Items from a dataset:
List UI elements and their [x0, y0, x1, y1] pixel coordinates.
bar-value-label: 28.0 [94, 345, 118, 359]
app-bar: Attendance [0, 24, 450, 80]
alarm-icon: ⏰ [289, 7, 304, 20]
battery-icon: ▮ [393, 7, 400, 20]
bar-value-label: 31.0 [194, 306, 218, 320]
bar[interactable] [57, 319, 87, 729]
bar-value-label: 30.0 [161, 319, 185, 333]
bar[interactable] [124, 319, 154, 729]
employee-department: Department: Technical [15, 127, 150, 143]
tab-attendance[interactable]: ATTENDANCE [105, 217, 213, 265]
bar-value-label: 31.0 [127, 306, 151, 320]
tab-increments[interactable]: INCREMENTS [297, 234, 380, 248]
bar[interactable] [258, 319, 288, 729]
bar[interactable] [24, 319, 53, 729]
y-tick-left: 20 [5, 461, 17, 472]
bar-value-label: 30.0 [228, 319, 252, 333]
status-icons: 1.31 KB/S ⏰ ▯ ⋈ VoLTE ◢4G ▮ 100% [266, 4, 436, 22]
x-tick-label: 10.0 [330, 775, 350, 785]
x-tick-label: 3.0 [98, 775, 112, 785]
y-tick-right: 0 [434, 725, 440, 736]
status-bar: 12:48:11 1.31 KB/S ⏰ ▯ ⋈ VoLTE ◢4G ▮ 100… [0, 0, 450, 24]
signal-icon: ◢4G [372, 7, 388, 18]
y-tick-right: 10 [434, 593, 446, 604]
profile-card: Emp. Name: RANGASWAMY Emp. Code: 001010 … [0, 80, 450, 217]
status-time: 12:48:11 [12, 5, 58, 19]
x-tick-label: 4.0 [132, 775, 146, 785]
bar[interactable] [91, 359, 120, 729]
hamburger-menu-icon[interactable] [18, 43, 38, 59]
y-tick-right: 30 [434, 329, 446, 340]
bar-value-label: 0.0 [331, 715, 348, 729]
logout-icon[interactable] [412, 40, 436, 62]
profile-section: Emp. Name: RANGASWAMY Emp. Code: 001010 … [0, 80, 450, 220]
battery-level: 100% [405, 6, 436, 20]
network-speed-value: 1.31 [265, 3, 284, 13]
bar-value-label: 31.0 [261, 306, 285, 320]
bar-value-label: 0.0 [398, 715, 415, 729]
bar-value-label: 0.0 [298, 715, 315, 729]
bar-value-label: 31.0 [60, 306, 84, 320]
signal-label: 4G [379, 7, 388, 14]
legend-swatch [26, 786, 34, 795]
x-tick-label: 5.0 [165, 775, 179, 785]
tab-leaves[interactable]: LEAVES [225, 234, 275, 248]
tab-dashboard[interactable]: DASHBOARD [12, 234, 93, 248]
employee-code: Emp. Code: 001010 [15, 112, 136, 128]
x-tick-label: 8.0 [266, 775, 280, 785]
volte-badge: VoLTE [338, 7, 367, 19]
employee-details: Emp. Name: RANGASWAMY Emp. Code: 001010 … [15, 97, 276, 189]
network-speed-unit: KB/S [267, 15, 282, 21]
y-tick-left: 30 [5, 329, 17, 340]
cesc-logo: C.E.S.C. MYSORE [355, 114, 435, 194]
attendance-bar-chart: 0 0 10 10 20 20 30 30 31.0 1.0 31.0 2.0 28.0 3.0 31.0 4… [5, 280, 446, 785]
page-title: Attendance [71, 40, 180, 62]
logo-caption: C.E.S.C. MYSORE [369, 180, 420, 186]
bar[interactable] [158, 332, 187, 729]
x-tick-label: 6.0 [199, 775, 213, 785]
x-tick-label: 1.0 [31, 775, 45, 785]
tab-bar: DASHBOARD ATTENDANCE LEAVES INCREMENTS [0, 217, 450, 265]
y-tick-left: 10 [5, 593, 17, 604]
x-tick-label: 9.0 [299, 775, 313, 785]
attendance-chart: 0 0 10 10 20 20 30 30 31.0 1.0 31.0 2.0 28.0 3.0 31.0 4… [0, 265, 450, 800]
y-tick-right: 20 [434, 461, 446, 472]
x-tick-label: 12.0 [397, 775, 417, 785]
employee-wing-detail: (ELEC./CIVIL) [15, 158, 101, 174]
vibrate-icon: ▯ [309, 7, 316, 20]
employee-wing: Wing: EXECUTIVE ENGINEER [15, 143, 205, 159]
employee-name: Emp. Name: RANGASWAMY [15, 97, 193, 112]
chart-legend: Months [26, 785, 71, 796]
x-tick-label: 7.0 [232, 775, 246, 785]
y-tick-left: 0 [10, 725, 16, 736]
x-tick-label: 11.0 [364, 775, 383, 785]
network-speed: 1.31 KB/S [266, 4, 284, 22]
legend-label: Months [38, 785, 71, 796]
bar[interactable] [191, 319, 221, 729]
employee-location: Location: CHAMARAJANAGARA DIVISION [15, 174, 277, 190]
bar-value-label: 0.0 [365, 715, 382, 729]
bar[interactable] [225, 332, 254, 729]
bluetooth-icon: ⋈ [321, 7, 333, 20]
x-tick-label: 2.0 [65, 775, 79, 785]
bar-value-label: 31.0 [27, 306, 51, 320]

_GOAL_. Recast the entries from the very first line through the line containing "bar-value-label: 30.0 [161, 319, 185, 333]", both ends included, as a numbered list, leaving out any blank lines.

_WRITTEN ANSWER_.
1. List UI elements and their [x0, y0, x1, y1] pixel coordinates.
2. bar-value-label: 28.0 [94, 345, 118, 359]
3. app-bar: Attendance [0, 24, 450, 80]
4. alarm-icon: ⏰ [289, 7, 304, 20]
5. battery-icon: ▮ [393, 7, 400, 20]
6. bar-value-label: 31.0 [194, 306, 218, 320]
7. bar[interactable] [57, 319, 87, 729]
8. bar-value-label: 30.0 [161, 319, 185, 333]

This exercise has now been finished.